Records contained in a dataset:
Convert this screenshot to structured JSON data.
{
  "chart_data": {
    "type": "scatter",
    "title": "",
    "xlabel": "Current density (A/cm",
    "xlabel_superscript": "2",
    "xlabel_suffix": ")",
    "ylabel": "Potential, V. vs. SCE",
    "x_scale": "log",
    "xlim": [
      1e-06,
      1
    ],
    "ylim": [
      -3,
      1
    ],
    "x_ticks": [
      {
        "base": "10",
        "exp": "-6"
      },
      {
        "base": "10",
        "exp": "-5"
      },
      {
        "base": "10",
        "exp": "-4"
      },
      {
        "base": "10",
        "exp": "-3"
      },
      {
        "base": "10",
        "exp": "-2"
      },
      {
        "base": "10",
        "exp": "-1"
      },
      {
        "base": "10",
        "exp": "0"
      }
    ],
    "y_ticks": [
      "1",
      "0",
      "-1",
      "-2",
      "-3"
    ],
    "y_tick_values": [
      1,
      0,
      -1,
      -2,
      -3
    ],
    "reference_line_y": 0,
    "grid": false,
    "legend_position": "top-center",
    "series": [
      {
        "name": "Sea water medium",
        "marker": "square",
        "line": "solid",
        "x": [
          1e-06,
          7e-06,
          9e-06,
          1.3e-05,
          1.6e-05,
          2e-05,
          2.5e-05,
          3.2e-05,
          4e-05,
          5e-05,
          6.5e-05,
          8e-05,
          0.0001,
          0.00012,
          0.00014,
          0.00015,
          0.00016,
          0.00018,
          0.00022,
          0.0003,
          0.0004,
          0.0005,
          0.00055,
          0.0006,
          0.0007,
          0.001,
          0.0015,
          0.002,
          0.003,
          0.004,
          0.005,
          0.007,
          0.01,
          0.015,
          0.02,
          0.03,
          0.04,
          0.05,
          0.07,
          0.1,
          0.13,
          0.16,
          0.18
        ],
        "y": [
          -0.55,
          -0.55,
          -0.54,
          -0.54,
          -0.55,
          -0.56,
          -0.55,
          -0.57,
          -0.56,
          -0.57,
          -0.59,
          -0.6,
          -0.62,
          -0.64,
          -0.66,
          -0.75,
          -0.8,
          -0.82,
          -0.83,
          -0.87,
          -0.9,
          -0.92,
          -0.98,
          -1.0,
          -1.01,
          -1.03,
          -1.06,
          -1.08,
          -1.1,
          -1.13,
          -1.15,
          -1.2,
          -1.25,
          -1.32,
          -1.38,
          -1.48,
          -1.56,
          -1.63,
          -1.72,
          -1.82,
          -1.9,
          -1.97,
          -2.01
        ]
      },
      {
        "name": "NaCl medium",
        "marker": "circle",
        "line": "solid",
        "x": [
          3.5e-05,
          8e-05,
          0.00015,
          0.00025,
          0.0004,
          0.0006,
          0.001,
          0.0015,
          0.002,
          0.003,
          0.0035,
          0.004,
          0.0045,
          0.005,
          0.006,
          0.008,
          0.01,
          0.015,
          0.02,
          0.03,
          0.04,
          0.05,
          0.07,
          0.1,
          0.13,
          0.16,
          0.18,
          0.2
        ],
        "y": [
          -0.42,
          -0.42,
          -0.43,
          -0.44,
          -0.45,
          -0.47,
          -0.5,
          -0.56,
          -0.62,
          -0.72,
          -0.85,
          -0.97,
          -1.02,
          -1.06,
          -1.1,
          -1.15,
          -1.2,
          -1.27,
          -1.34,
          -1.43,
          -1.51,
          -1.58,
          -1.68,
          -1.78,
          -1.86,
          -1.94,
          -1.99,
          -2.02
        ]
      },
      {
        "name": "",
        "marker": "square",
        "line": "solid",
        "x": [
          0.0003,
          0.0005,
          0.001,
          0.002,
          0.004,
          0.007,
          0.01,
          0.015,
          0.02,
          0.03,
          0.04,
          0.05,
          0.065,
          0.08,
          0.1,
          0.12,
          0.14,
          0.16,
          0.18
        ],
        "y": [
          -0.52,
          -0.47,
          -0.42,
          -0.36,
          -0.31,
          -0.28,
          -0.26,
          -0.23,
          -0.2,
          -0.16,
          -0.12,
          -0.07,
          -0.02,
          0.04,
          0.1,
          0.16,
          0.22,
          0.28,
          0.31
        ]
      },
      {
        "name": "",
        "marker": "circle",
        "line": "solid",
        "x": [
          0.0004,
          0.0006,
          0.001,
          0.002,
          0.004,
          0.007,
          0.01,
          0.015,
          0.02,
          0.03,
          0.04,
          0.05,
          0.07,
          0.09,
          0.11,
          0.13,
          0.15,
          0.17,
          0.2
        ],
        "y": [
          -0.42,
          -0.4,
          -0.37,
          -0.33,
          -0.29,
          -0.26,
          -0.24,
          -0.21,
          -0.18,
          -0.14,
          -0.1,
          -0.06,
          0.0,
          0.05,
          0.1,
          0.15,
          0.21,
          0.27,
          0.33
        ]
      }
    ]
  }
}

* _SHORT PROBLEM_
All of the entries should be written out again exactly.

* _SOLUTION_
Convert this screenshot to structured JSON data.
{
  "chart_data": {
    "type": "scatter",
    "title": "",
    "xlabel": "Current density (A/cm",
    "xlabel_superscript": "2",
    "xlabel_suffix": ")",
    "ylabel": "Potential, V. vs. SCE",
    "x_scale": "log",
    "xlim": [
      1e-06,
      1
    ],
    "ylim": [
      -3,
      1
    ],
    "x_ticks": [
      {
        "base": "10",
        "exp": "-6"
      },
      {
        "base": "10",
        "exp": "-5"
      },
      {
        "base": "10",
        "exp": "-4"
      },
      {
        "base": "10",
        "exp": "-3"
      },
      {
        "base": "10",
        "exp": "-2"
      },
      {
        "base": "10",
        "exp": "-1"
      },
      {
        "base": "10",
        "exp": "0"
      }
    ],
    "y_ticks": [
      "1",
      "0",
      "-1",
      "-2",
      "-3"
    ],
    "y_tick_values": [
      1,
      0,
      -1,
      -2,
      -3
    ],
    "reference_line_y": 0,
    "grid": false,
    "legend_position": "top-center",
    "series": [
      {
        "name": "Sea water medium",
        "marker": "square",
        "line": "solid",
        "x": [
          1e-06,
          7e-06,
          9e-06,
          1.3e-05,
          1.6e-05,
          2e-05,
          2.5e-05,
          3.2e-05,
          4e-05,
          5e-05,
          6.5e-05,
          8e-05,
          0.0001,
          0.00012,
          0.00014,
          0.00015,
          0.00016,
          0.00018,
          0.00022,
          0.0003,
          0.0004,
          0.0005,
          0.00055,
          0.0006,
          0.0007,
          0.001,
          0.0015,
          0.002,
          0.003,
          0.004,
          0.005,
          0.007,
          0.01,
          0.015,
          0.02,
          0.03,
          0.04,
          0.05,
          0.07,
          0.1,
          0.13,
          0.16,
          0.18
        ],
        "y": [
          -0.55,
          -0.55,
          -0.54,
          -0.54,
          -0.55,
          -0.56,
          -0.55,
          -0.57,
          -0.56,
          -0.57,
          -0.59,
          -0.6,
          -0.62,
          -0.64,
          -0.66,
          -0.75,
          -0.8,
          -0.82,
          -0.83,
          -0.87,
          -0.9,
          -0.92,
          -0.98,
          -1.0,
          -1.01,
          -1.03,
          -1.06,
          -1.08,
          -1.1,
          -1.13,
          -1.15,
          -1.2,
          -1.25,
          -1.32,
          -1.38,
          -1.48,
          -1.56,
          -1.63,
          -1.72,
          -1.82,
          -1.9,
          -1.97,
          -2.01
        ]
      },
      {
        "name": "NaCl medium",
        "marker": "circle",
        "line": "solid",
        "x": [
          3.5e-05,
          8e-05,
          0.00015,
          0.00025,
          0.0004,
          0.0006,
          0.001,
          0.0015,
          0.002,
          0.003,
          0.0035,
          0.004,
          0.0045,
          0.005,
          0.006,
          0.008,
          0.01,
          0.015,
          0.02,
          0.03,
          0.04,
          0.05,
          0.07,
          0.1,
          0.13,
          0.16,
          0.18,
          0.2
        ],
        "y": [
          -0.42,
          -0.42,
          -0.43,
          -0.44,
          -0.45,
          -0.47,
          -0.5,
          -0.56,
          -0.62,
          -0.72,
          -0.85,
          -0.97,
          -1.02,
          -1.06,
          -1.1,
          -1.15,
          -1.2,
          -1.27,
          -1.34,
          -1.43,
          -1.51,
          -1.58,
          -1.68,
          -1.78,
          -1.86,
          -1.94,
          -1.99,
          -2.02
        ]
      },
      {
        "name": "",
        "marker": "square",
        "line": "solid",
        "x": [
          0.0003,
          0.0005,
          0.001,
          0.002,
          0.004,
          0.007,
          0.01,
          0.015,
          0.02,
          0.03,
          0.04,
          0.05,
          0.065,
          0.08,
          0.1,
          0.12,
          0.14,
          0.16,
          0.18
        ],
        "y": [
          -0.52,
          -0.47,
          -0.42,
          -0.36,
          -0.31,
          -0.28,
          -0.26,
          -0.23,
          -0.2,
          -0.16,
          -0.12,
          -0.07,
          -0.02,
          0.04,
          0.1,
          0.16,
          0.22,
          0.28,
          0.31
        ]
      },
      {
        "name": "",
        "marker": "circle",
        "line": "solid",
        "x": [
          0.0004,
          0.0006,
          0.001,
          0.002,
          0.004,
          0.007,
          0.01,
          0.015,
          0.02,
          0.03,
          0.04,
          0.05,
          0.07,
          0.09,
          0.11,
          0.13,
          0.15,
          0.17,
          0.2
        ],
        "y": [
          -0.42,
          -0.4,
          -0.37,
          -0.33,
          -0.29,
          -0.26,
          -0.24,
          -0.21,
          -0.18,
          -0.14,
          -0.1,
          -0.06,
          0.0,
          0.05,
          0.1,
          0.15,
          0.21,
          0.27,
          0.33
        ]
      }
    ]
  }
}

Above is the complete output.